## Task objective
Pictures do not belong in the copy; quote every entry below exactly.

───

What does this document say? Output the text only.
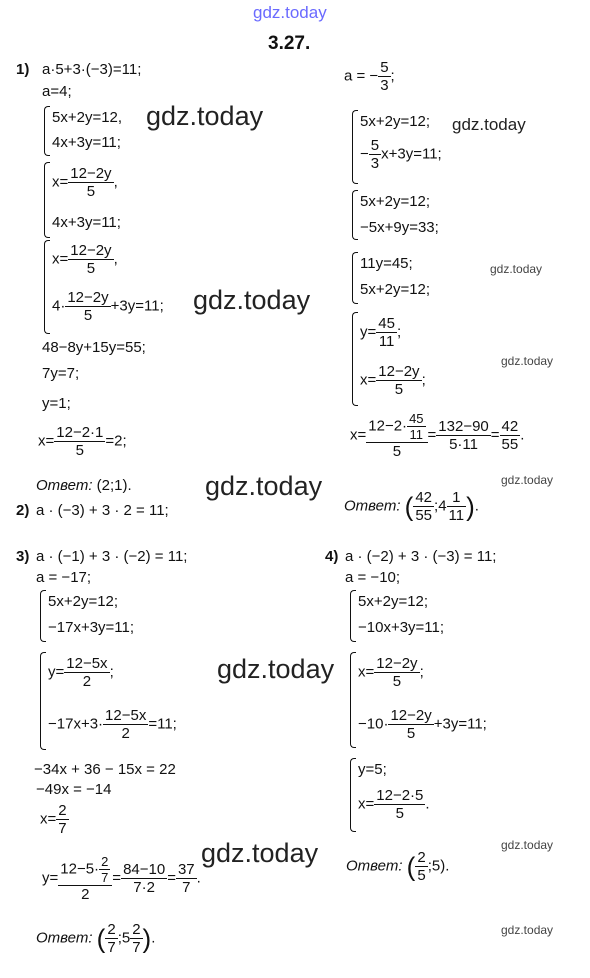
gdz.today
gdz.today	gdz.today
gdz.today
gdz.today
gdz.today
gdz.today
gdz.today
gdz.today
gdz.today	gdz.today
gdz.today
3.27.
1) a·5+3·(−3)=11;
a=4;
5x+2y=12,
4x+3y=11;
$x= \frac{12-2y}{5}$ ,
4x+3y=11;
$x= \frac{12-2y}{5}$ ,
$4\cdot \frac{12-2y}{5} +3y=11$;
48−8y+15y=55;
7y=7;
y=1;
$x= \frac{12-2\cdot 1}{5} =2$;
Ответ: (2;1).
2) a · (−3) + 3 · 2 = 11;
a = − $\frac{5}{3}$ ;
5x+2y=12;
− $\frac{5}{3} x+3y=11$;
5x+2y=12;
−5x+9y=33;
11y=45;
5x+2y=12;
$y= \frac{45}{11}$ ;
$x= \frac{12-2y}{5}$ ;
$x= \frac{12-2\cdot \frac{45}{11}}{5} = \frac{132-90}{5\cdot 11} = \frac{42}{55}$ .
Ответ: ( $\frac{42}{55}$ ;4 $\frac{1}{11}$ ).
3) a · (−1) + 3 · (−2) = 11;
a = −17;
5x+2y=12;
−17x+3y=11;
$y= \frac{12-5x}{2}$ ;
$-17x+3\cdot \frac{12-5x}{2} =11$;
−34x + 36 − 15x = 22
−49x = −14
$x= \frac{2}{7}$
$y= \frac{12-5\cdot \frac{2}{7}}{2} = \frac{84-10}{7\cdot 2} = \frac{37}{7}$ .
Ответ: ( $\frac{2}{7}$ ;5 $\frac{2}{7}$ ).
4) a · (−2) + 3 · (−3) = 11;
a = −10;
5x+2y=12;
−10x+3y=11;
$x= \frac{12-2y}{5}$ ;
$-10\cdot \frac{12-2y}{5} +3y=11$;
y=5;
$x= \frac{12-2\cdot 5}{5}$ .
Ответ: ( $\frac{2}{5}$ ;5).
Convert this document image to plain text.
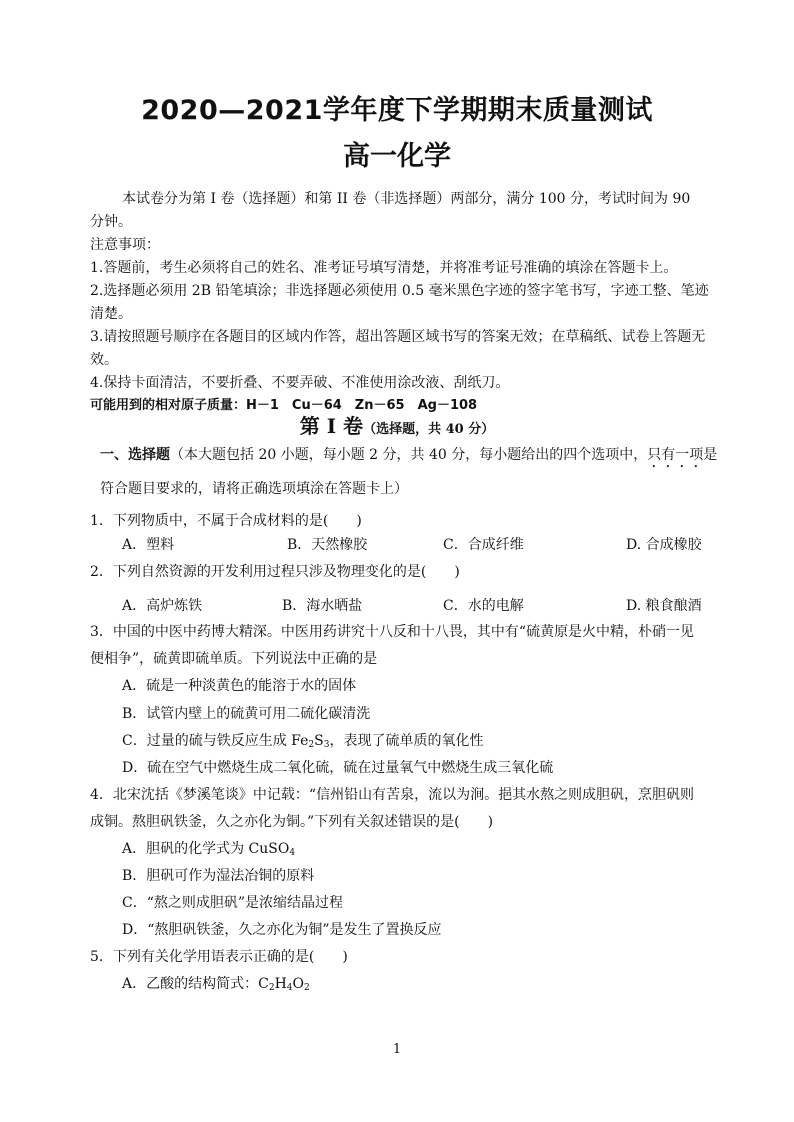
2020—2021学年度下学期期末质量测试
高一化学
本试卷分为第 I 卷（选择题）和第 II 卷（非选择题）两部分，满分 100 分，考试时间为 90
分钟。
注意事项：
1.答题前，考生必须将自己的姓名、准考证号填写清楚，并将准考证号准确的填涂在答题卡上。
2.选择题必须用 2B 铅笔填涂；非选择题必须使用 0.5 毫米黑色字迹的签字笔书写，字迹工整、笔迹
清楚。
3.请按照题号顺序在各题目的区域内作答，超出答题区域书写的答案无效；在草稿纸、试卷上答题无
效。
4.保持卡面清洁，不要折叠、不要弄破、不准使用涂改液、刮纸刀。
可能用到的相对原子质量：H－1　Cu－64　Zn－65　Ag－108
第 I 卷（选择题，共 40 分）
一、选择题（本大题包括 20 小题，每小题 2 分，共 40 分，每小题给出的四个选项中，只有一项是
符合题目要求的，请将正确选项填涂在答题卡上）
1．下列物质中，不属于合成材料的是(　　)
A．塑料	B．天然橡胶	C．合成纤维	D. 合成橡胶
2．下列自然资源的开发利用过程只涉及物理变化的是(　　)
A．高炉炼铁	B．海水晒盐	C．水的电解	D. 粮食酿酒
3．中国的中医中药博大精深。中医用药讲究十八反和十八畏，其中有“硫黄原是火中精，朴硝一见
便相争”，硫黄即硫单质。下列说法中正确的是
A．硫是一种淡黄色的能溶于水的固体
B．试管内壁上的硫黄可用二硫化碳清洗
C．过量的硫与铁反应生成 $Fe_2S_3$，表现了硫单质的氧化性
D．硫在空气中燃烧生成二氧化硫，硫在过量氧气中燃烧生成三氧化硫
4．北宋沈括《梦溪笔谈》中记载：“信州铅山有苦泉，流以为涧。挹其水熬之则成胆矾，烹胆矾则
成铜。熬胆矾铁釜，久之亦化为铜。”下列有关叙述错误的是(　　)
A．胆矾的化学式为 CuSO$_4$
B．胆矾可作为湿法冶铜的原料
C．“熬之则成胆矾”是浓缩结晶过程
D．“熬胆矾铁釜，久之亦化为铜”是发生了置换反应
5．下列有关化学用语表示正确的是(　　)
A．乙酸的结构简式：$C_2H_4O_2$
1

───

## Answer to the task
What does this document say? Output the text only.
gdz.today
gdz.today	gdz.today
gdz.today
gdz.today
gdz.today
gdz.today
gdz.today
gdz.today
gdz.today	gdz.today
gdz.today
3.27.
1) a·5+3·(−3)=11;
a=4;
5x+2y=12,
4x+3y=11;
$x= \frac{12-2y}{5}$ ,
4x+3y=11;
$x= \frac{12-2y}{5}$ ,
$4\cdot \frac{12-2y}{5} +3y=11$;
48−8y+15y=55;
7y=7;
y=1;
$x= \frac{12-2\cdot 1}{5} =2$;
Ответ: (2;1).
2) a · (−3) + 3 · 2 = 11;
a = − $\frac{5}{3}$ ;
5x+2y=12;
− $\frac{5}{3} x+3y=11$;
5x+2y=12;
−5x+9y=33;
11y=45;
5x+2y=12;
$y= \frac{45}{11}$ ;
$x= \frac{12-2y}{5}$ ;
$x= \frac{12-2\cdot \frac{45}{11}}{5} = \frac{132-90}{5\cdot 11} = \frac{42}{55}$ .
Ответ: ( $\frac{42}{55}$ ;4 $\frac{1}{11}$ ).
3) a · (−1) + 3 · (−2) = 11;
a = −17;
5x+2y=12;
−17x+3y=11;
$y= \frac{12-5x}{2}$ ;
$-17x+3\cdot \frac{12-5x}{2} =11$;
−34x + 36 − 15x = 22
−49x = −14
$x= \frac{2}{7}$
$y= \frac{12-5\cdot \frac{2}{7}}{2} = \frac{84-10}{7\cdot 2} = \frac{37}{7}$ .
Ответ: ( $\frac{2}{7}$ ;5 $\frac{2}{7}$ ).
4) a · (−2) + 3 · (−3) = 11;
a = −10;
5x+2y=12;
−10x+3y=11;
$x= \frac{12-2y}{5}$ ;
$-10\cdot \frac{12-2y}{5} +3y=11$;
y=5;
$x= \frac{12-2\cdot 5}{5}$ .
Ответ: ( $\frac{2}{5}$ ;5).
Convert this document image to plain text.
2020—2021学年度下学期期末质量测试
高一化学
本试卷分为第 I 卷（选择题）和第 II 卷（非选择题）两部分，满分 100 分，考试时间为 90
分钟。
注意事项：
1.答题前，考生必须将自己的姓名、准考证号填写清楚，并将准考证号准确的填涂在答题卡上。
2.选择题必须用 2B 铅笔填涂；非选择题必须使用 0.5 毫米黑色字迹的签字笔书写，字迹工整、笔迹
清楚。
3.请按照题号顺序在各题目的区域内作答，超出答题区域书写的答案无效；在草稿纸、试卷上答题无
效。
4.保持卡面清洁，不要折叠、不要弄破、不准使用涂改液、刮纸刀。
可能用到的相对原子质量：H－1　Cu－64　Zn－65　Ag－108
第 I 卷（选择题，共 40 分）
一、选择题（本大题包括 20 小题，每小题 2 分，共 40 分，每小题给出的四个选项中，只有一项是
符合题目要求的，请将正确选项填涂在答题卡上）
1．下列物质中，不属于合成材料的是(　　)
A．塑料	B．天然橡胶	C．合成纤维	D. 合成橡胶
2．下列自然资源的开发利用过程只涉及物理变化的是(　　)
A．高炉炼铁	B．海水晒盐	C．水的电解	D. 粮食酿酒
3．中国的中医中药博大精深。中医用药讲究十八反和十八畏，其中有“硫黄原是火中精，朴硝一见
便相争”，硫黄即硫单质。下列说法中正确的是
A．硫是一种淡黄色的能溶于水的固体
B．试管内壁上的硫黄可用二硫化碳清洗
C．过量的硫与铁反应生成 $Fe_2S_3$，表现了硫单质的氧化性
D．硫在空气中燃烧生成二氧化硫，硫在过量氧气中燃烧生成三氧化硫
4．北宋沈括《梦溪笔谈》中记载：“信州铅山有苦泉，流以为涧。挹其水熬之则成胆矾，烹胆矾则
成铜。熬胆矾铁釜，久之亦化为铜。”下列有关叙述错误的是(　　)
A．胆矾的化学式为 CuSO$_4$
B．胆矾可作为湿法冶铜的原料
C．“熬之则成胆矾”是浓缩结晶过程
D．“熬胆矾铁釜，久之亦化为铜”是发生了置换反应
5．下列有关化学用语表示正确的是(　　)
A．乙酸的结构简式：$C_2H_4O_2$
1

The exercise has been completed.